» WHAT YOU ARE ASKED TO DO: Exactly as they appear, output all of the records. Skip any images.

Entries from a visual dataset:
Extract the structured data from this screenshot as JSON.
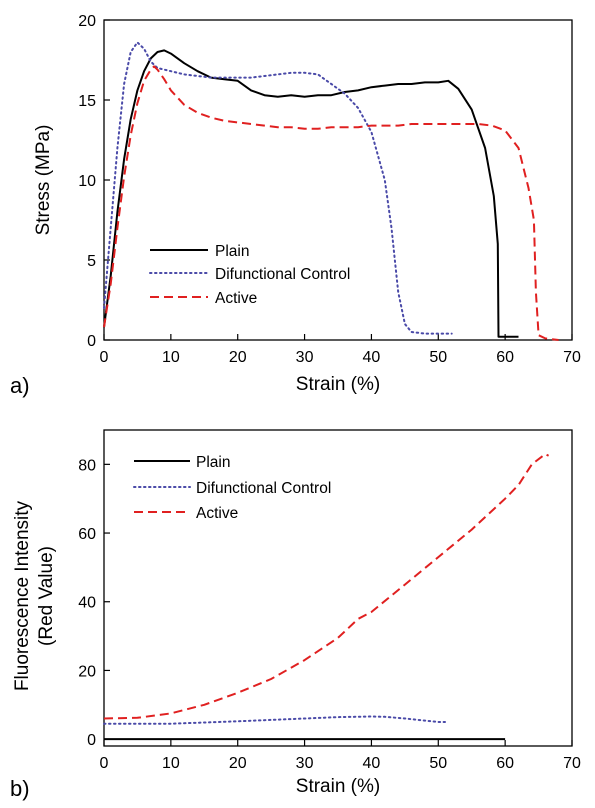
{
  "chart_data": [
    {
      "panel_label": "a)",
      "type": "line",
      "xlabel": "Strain (%)",
      "ylabel": "Stress (MPa)",
      "xlim": [
        0,
        70
      ],
      "ylim": [
        0,
        20
      ],
      "xticks": [
        "0",
        "10",
        "20",
        "30",
        "40",
        "50",
        "60",
        "70"
      ],
      "yticks": [
        "0",
        "5",
        "10",
        "15",
        "20"
      ],
      "grid": false,
      "legend_position": "bottom-left",
      "series": [
        {
          "name": "Plain",
          "color": "#000000",
          "style": "solid",
          "points": [
            [
              0,
              0.8
            ],
            [
              1,
              4
            ],
            [
              2,
              8
            ],
            [
              3,
              11.3
            ],
            [
              4,
              13.8
            ],
            [
              5,
              15.6
            ],
            [
              6,
              16.8
            ],
            [
              7,
              17.6
            ],
            [
              8,
              18.0
            ],
            [
              9,
              18.1
            ],
            [
              10,
              17.9
            ],
            [
              12,
              17.3
            ],
            [
              14,
              16.8
            ],
            [
              16,
              16.4
            ],
            [
              18,
              16.3
            ],
            [
              20,
              16.2
            ],
            [
              22,
              15.6
            ],
            [
              24,
              15.3
            ],
            [
              26,
              15.2
            ],
            [
              28,
              15.3
            ],
            [
              30,
              15.2
            ],
            [
              32,
              15.3
            ],
            [
              34,
              15.3
            ],
            [
              36,
              15.5
            ],
            [
              38,
              15.6
            ],
            [
              40,
              15.8
            ],
            [
              42,
              15.9
            ],
            [
              44,
              16.0
            ],
            [
              46,
              16.0
            ],
            [
              48,
              16.1
            ],
            [
              50,
              16.1
            ],
            [
              51.5,
              16.2
            ],
            [
              53,
              15.7
            ],
            [
              55,
              14.4
            ],
            [
              57,
              12.0
            ],
            [
              58.3,
              9.0
            ],
            [
              58.9,
              6.0
            ],
            [
              59,
              0.2
            ],
            [
              62,
              0.2
            ]
          ]
        },
        {
          "name": "Difunctional Control",
          "color": "#4a4aa8",
          "style": "dotted",
          "points": [
            [
              0,
              2
            ],
            [
              1,
              7
            ],
            [
              2,
              12
            ],
            [
              3,
              16
            ],
            [
              4,
              18.0
            ],
            [
              5,
              18.6
            ],
            [
              6,
              18.2
            ],
            [
              7,
              17.4
            ],
            [
              8,
              17.0
            ],
            [
              10,
              16.8
            ],
            [
              12,
              16.6
            ],
            [
              14,
              16.5
            ],
            [
              16,
              16.4
            ],
            [
              18,
              16.4
            ],
            [
              20,
              16.4
            ],
            [
              22,
              16.4
            ],
            [
              24,
              16.5
            ],
            [
              26,
              16.6
            ],
            [
              28,
              16.7
            ],
            [
              30,
              16.7
            ],
            [
              32,
              16.6
            ],
            [
              34,
              16.0
            ],
            [
              36,
              15.4
            ],
            [
              38,
              14.5
            ],
            [
              40,
              13.0
            ],
            [
              42,
              10.0
            ],
            [
              43,
              7.0
            ],
            [
              44,
              3.0
            ],
            [
              45,
              1.0
            ],
            [
              46,
              0.5
            ],
            [
              48,
              0.4
            ],
            [
              50,
              0.4
            ],
            [
              52,
              0.4
            ]
          ]
        },
        {
          "name": "Active",
          "color": "#e02020",
          "style": "dashed",
          "points": [
            [
              0,
              0.8
            ],
            [
              1,
              3.5
            ],
            [
              2,
              7
            ],
            [
              3,
              10.2
            ],
            [
              4,
              12.8
            ],
            [
              5,
              14.8
            ],
            [
              6,
              16.2
            ],
            [
              7,
              16.9
            ],
            [
              7.5,
              17.1
            ],
            [
              8,
              16.9
            ],
            [
              9,
              16.3
            ],
            [
              10,
              15.6
            ],
            [
              12,
              14.7
            ],
            [
              14,
              14.2
            ],
            [
              16,
              13.9
            ],
            [
              18,
              13.7
            ],
            [
              20,
              13.6
            ],
            [
              22,
              13.5
            ],
            [
              24,
              13.4
            ],
            [
              26,
              13.3
            ],
            [
              28,
              13.3
            ],
            [
              30,
              13.2
            ],
            [
              32,
              13.2
            ],
            [
              34,
              13.3
            ],
            [
              36,
              13.3
            ],
            [
              38,
              13.3
            ],
            [
              40,
              13.4
            ],
            [
              42,
              13.4
            ],
            [
              44,
              13.4
            ],
            [
              46,
              13.5
            ],
            [
              48,
              13.5
            ],
            [
              50,
              13.5
            ],
            [
              52,
              13.5
            ],
            [
              54,
              13.5
            ],
            [
              56,
              13.5
            ],
            [
              58,
              13.4
            ],
            [
              60,
              13.1
            ],
            [
              62,
              12.0
            ],
            [
              63.5,
              9.5
            ],
            [
              64.3,
              7.5
            ],
            [
              64.6,
              3.0
            ],
            [
              65,
              0.3
            ],
            [
              66,
              0.1
            ],
            [
              68,
              0.0
            ]
          ]
        }
      ]
    },
    {
      "panel_label": "b)",
      "type": "line",
      "xlabel": "Strain (%)",
      "ylabel_line1": "Fluorescence Intensity",
      "ylabel_line2": "(Red Value)",
      "xlim": [
        0,
        70
      ],
      "ylim": [
        -2,
        90
      ],
      "xticks": [
        "0",
        "10",
        "20",
        "30",
        "40",
        "50",
        "60",
        "70"
      ],
      "yticks": [
        "0",
        "20",
        "40",
        "60",
        "80"
      ],
      "grid": false,
      "legend_position": "top-left",
      "series": [
        {
          "name": "Plain",
          "color": "#000000",
          "style": "solid",
          "points": [
            [
              0,
              0
            ],
            [
              60,
              0
            ]
          ]
        },
        {
          "name": "Difunctional Control",
          "color": "#4a4aa8",
          "style": "dotted",
          "points": [
            [
              0,
              4.5
            ],
            [
              10,
              4.5
            ],
            [
              20,
              5.2
            ],
            [
              30,
              6.0
            ],
            [
              35,
              6.4
            ],
            [
              40,
              6.6
            ],
            [
              42,
              6.5
            ],
            [
              45,
              6.0
            ],
            [
              50,
              5.0
            ],
            [
              51,
              5.0
            ]
          ]
        },
        {
          "name": "Active",
          "color": "#e02020",
          "style": "dashed",
          "points": [
            [
              0,
              6
            ],
            [
              5,
              6.2
            ],
            [
              10,
              7.5
            ],
            [
              15,
              10
            ],
            [
              20,
              13.5
            ],
            [
              25,
              17.5
            ],
            [
              30,
              23
            ],
            [
              35,
              29.5
            ],
            [
              38,
              35
            ],
            [
              40,
              37
            ],
            [
              45,
              45
            ],
            [
              50,
              53
            ],
            [
              55,
              61
            ],
            [
              60,
              70
            ],
            [
              62,
              74
            ],
            [
              64,
              80
            ],
            [
              66,
              83
            ],
            [
              66.5,
              82.5
            ]
          ]
        }
      ]
    }
  ]
}
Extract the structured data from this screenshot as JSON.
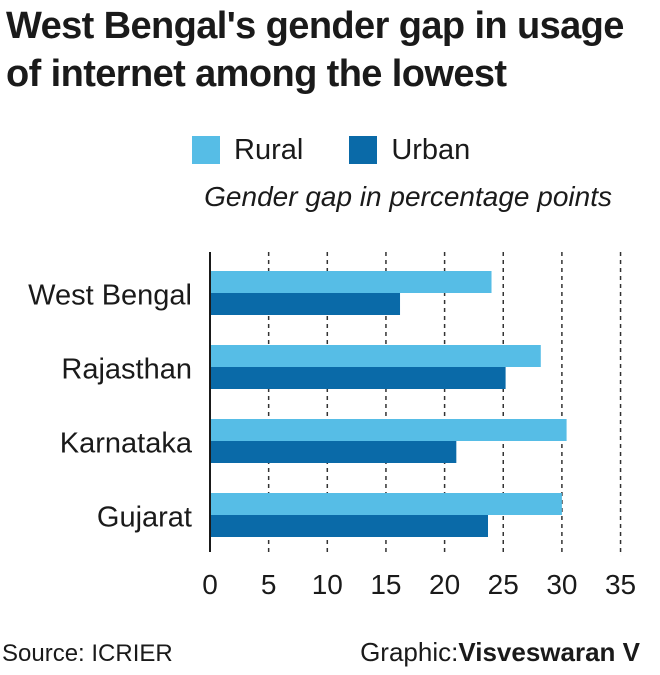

» SOLUTION TO THE EXERCISE:
Extract the structured data from this screenshot as JSON.
{
  "chart_data": [
    {
      "panel_label": "a)",
      "type": "line",
      "xlabel": "Strain (%)",
      "ylabel": "Stress (MPa)",
      "xlim": [
        0,
        70
      ],
      "ylim": [
        0,
        20
      ],
      "xticks": [
        "0",
        "10",
        "20",
        "30",
        "40",
        "50",
        "60",
        "70"
      ],
      "yticks": [
        "0",
        "5",
        "10",
        "15",
        "20"
      ],
      "grid": false,
      "legend_position": "bottom-left",
      "series": [
        {
          "name": "Plain",
          "color": "#000000",
          "style": "solid",
          "points": [
            [
              0,
              0.8
            ],
            [
              1,
              4
            ],
            [
              2,
              8
            ],
            [
              3,
              11.3
            ],
            [
              4,
              13.8
            ],
            [
              5,
              15.6
            ],
            [
              6,
              16.8
            ],
            [
              7,
              17.6
            ],
            [
              8,
              18.0
            ],
            [
              9,
              18.1
            ],
            [
              10,
              17.9
            ],
            [
              12,
              17.3
            ],
            [
              14,
              16.8
            ],
            [
              16,
              16.4
            ],
            [
              18,
              16.3
            ],
            [
              20,
              16.2
            ],
            [
              22,
              15.6
            ],
            [
              24,
              15.3
            ],
            [
              26,
              15.2
            ],
            [
              28,
              15.3
            ],
            [
              30,
              15.2
            ],
            [
              32,
              15.3
            ],
            [
              34,
              15.3
            ],
            [
              36,
              15.5
            ],
            [
              38,
              15.6
            ],
            [
              40,
              15.8
            ],
            [
              42,
              15.9
            ],
            [
              44,
              16.0
            ],
            [
              46,
              16.0
            ],
            [
              48,
              16.1
            ],
            [
              50,
              16.1
            ],
            [
              51.5,
              16.2
            ],
            [
              53,
              15.7
            ],
            [
              55,
              14.4
            ],
            [
              57,
              12.0
            ],
            [
              58.3,
              9.0
            ],
            [
              58.9,
              6.0
            ],
            [
              59,
              0.2
            ],
            [
              62,
              0.2
            ]
          ]
        },
        {
          "name": "Difunctional Control",
          "color": "#4a4aa8",
          "style": "dotted",
          "points": [
            [
              0,
              2
            ],
            [
              1,
              7
            ],
            [
              2,
              12
            ],
            [
              3,
              16
            ],
            [
              4,
              18.0
            ],
            [
              5,
              18.6
            ],
            [
              6,
              18.2
            ],
            [
              7,
              17.4
            ],
            [
              8,
              17.0
            ],
            [
              10,
              16.8
            ],
            [
              12,
              16.6
            ],
            [
              14,
              16.5
            ],
            [
              16,
              16.4
            ],
            [
              18,
              16.4
            ],
            [
              20,
              16.4
            ],
            [
              22,
              16.4
            ],
            [
              24,
              16.5
            ],
            [
              26,
              16.6
            ],
            [
              28,
              16.7
            ],
            [
              30,
              16.7
            ],
            [
              32,
              16.6
            ],
            [
              34,
              16.0
            ],
            [
              36,
              15.4
            ],
            [
              38,
              14.5
            ],
            [
              40,
              13.0
            ],
            [
              42,
              10.0
            ],
            [
              43,
              7.0
            ],
            [
              44,
              3.0
            ],
            [
              45,
              1.0
            ],
            [
              46,
              0.5
            ],
            [
              48,
              0.4
            ],
            [
              50,
              0.4
            ],
            [
              52,
              0.4
            ]
          ]
        },
        {
          "name": "Active",
          "color": "#e02020",
          "style": "dashed",
          "points": [
            [
              0,
              0.8
            ],
            [
              1,
              3.5
            ],
            [
              2,
              7
            ],
            [
              3,
              10.2
            ],
            [
              4,
              12.8
            ],
            [
              5,
              14.8
            ],
            [
              6,
              16.2
            ],
            [
              7,
              16.9
            ],
            [
              7.5,
              17.1
            ],
            [
              8,
              16.9
            ],
            [
              9,
              16.3
            ],
            [
              10,
              15.6
            ],
            [
              12,
              14.7
            ],
            [
              14,
              14.2
            ],
            [
              16,
              13.9
            ],
            [
              18,
              13.7
            ],
            [
              20,
              13.6
            ],
            [
              22,
              13.5
            ],
            [
              24,
              13.4
            ],
            [
              26,
              13.3
            ],
            [
              28,
              13.3
            ],
            [
              30,
              13.2
            ],
            [
              32,
              13.2
            ],
            [
              34,
              13.3
            ],
            [
              36,
              13.3
            ],
            [
              38,
              13.3
            ],
            [
              40,
              13.4
            ],
            [
              42,
              13.4
            ],
            [
              44,
              13.4
            ],
            [
              46,
              13.5
            ],
            [
              48,
              13.5
            ],
            [
              50,
              13.5
            ],
            [
              52,
              13.5
            ],
            [
              54,
              13.5
            ],
            [
              56,
              13.5
            ],
            [
              58,
              13.4
            ],
            [
              60,
              13.1
            ],
            [
              62,
              12.0
            ],
            [
              63.5,
              9.5
            ],
            [
              64.3,
              7.5
            ],
            [
              64.6,
              3.0
            ],
            [
              65,
              0.3
            ],
            [
              66,
              0.1
            ],
            [
              68,
              0.0
            ]
          ]
        }
      ]
    },
    {
      "panel_label": "b)",
      "type": "line",
      "xlabel": "Strain (%)",
      "ylabel_line1": "Fluorescence Intensity",
      "ylabel_line2": "(Red Value)",
      "xlim": [
        0,
        70
      ],
      "ylim": [
        -2,
        90
      ],
      "xticks": [
        "0",
        "10",
        "20",
        "30",
        "40",
        "50",
        "60",
        "70"
      ],
      "yticks": [
        "0",
        "20",
        "40",
        "60",
        "80"
      ],
      "grid": false,
      "legend_position": "top-left",
      "series": [
        {
          "name": "Plain",
          "color": "#000000",
          "style": "solid",
          "points": [
            [
              0,
              0
            ],
            [
              60,
              0
            ]
          ]
        },
        {
          "name": "Difunctional Control",
          "color": "#4a4aa8",
          "style": "dotted",
          "points": [
            [
              0,
              4.5
            ],
            [
              10,
              4.5
            ],
            [
              20,
              5.2
            ],
            [
              30,
              6.0
            ],
            [
              35,
              6.4
            ],
            [
              40,
              6.6
            ],
            [
              42,
              6.5
            ],
            [
              45,
              6.0
            ],
            [
              50,
              5.0
            ],
            [
              51,
              5.0
            ]
          ]
        },
        {
          "name": "Active",
          "color": "#e02020",
          "style": "dashed",
          "points": [
            [
              0,
              6
            ],
            [
              5,
              6.2
            ],
            [
              10,
              7.5
            ],
            [
              15,
              10
            ],
            [
              20,
              13.5
            ],
            [
              25,
              17.5
            ],
            [
              30,
              23
            ],
            [
              35,
              29.5
            ],
            [
              38,
              35
            ],
            [
              40,
              37
            ],
            [
              45,
              45
            ],
            [
              50,
              53
            ],
            [
              55,
              61
            ],
            [
              60,
              70
            ],
            [
              62,
              74
            ],
            [
              64,
              80
            ],
            [
              66,
              83
            ],
            [
              66.5,
              82.5
            ]
          ]
        }
      ]
    }
  ]
}
Extract the structured data from this screenshot as JSON.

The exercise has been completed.